Reproduce the data that follows in its entirety, character for character.

Records from a dataset:
-.-.-
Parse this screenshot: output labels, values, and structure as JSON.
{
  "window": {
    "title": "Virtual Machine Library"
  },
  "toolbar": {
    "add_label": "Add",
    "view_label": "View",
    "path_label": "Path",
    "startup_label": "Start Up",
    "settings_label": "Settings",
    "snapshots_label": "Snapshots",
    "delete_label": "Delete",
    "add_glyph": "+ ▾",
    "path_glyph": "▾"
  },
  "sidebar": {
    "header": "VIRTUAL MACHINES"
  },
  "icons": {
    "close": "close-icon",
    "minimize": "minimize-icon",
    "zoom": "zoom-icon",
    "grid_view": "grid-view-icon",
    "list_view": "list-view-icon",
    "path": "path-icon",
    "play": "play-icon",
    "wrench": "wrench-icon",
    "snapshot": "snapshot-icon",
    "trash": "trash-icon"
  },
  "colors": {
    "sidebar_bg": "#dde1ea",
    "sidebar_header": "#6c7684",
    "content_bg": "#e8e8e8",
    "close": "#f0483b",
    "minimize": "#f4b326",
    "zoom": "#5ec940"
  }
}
-.-.-
EXERCISE RESULT:
Parse this screenshot: output labels, values, and structure as JSON.
{
  "window": {
    "title": "Virtual Machine Library"
  },
  "toolbar": {
    "add_label": "Add",
    "view_label": "View",
    "path_label": "Path",
    "startup_label": "Start Up",
    "settings_label": "Settings",
    "snapshots_label": "Snapshots",
    "delete_label": "Delete",
    "add_glyph": "+ ▾",
    "path_glyph": "▾"
  },
  "sidebar": {
    "header": "VIRTUAL MACHINES"
  },
  "icons": {
    "close": "close-icon",
    "minimize": "minimize-icon",
    "zoom": "zoom-icon",
    "grid_view": "grid-view-icon",
    "list_view": "list-view-icon",
    "path": "path-icon",
    "play": "play-icon",
    "wrench": "wrench-icon",
    "snapshot": "snapshot-icon",
    "trash": "trash-icon"
  },
  "colors": {
    "sidebar_bg": "#dde1ea",
    "sidebar_header": "#6c7684",
    "content_bg": "#e8e8e8",
    "close": "#f0483b",
    "minimize": "#f4b326",
    "zoom": "#5ec940"
  }
}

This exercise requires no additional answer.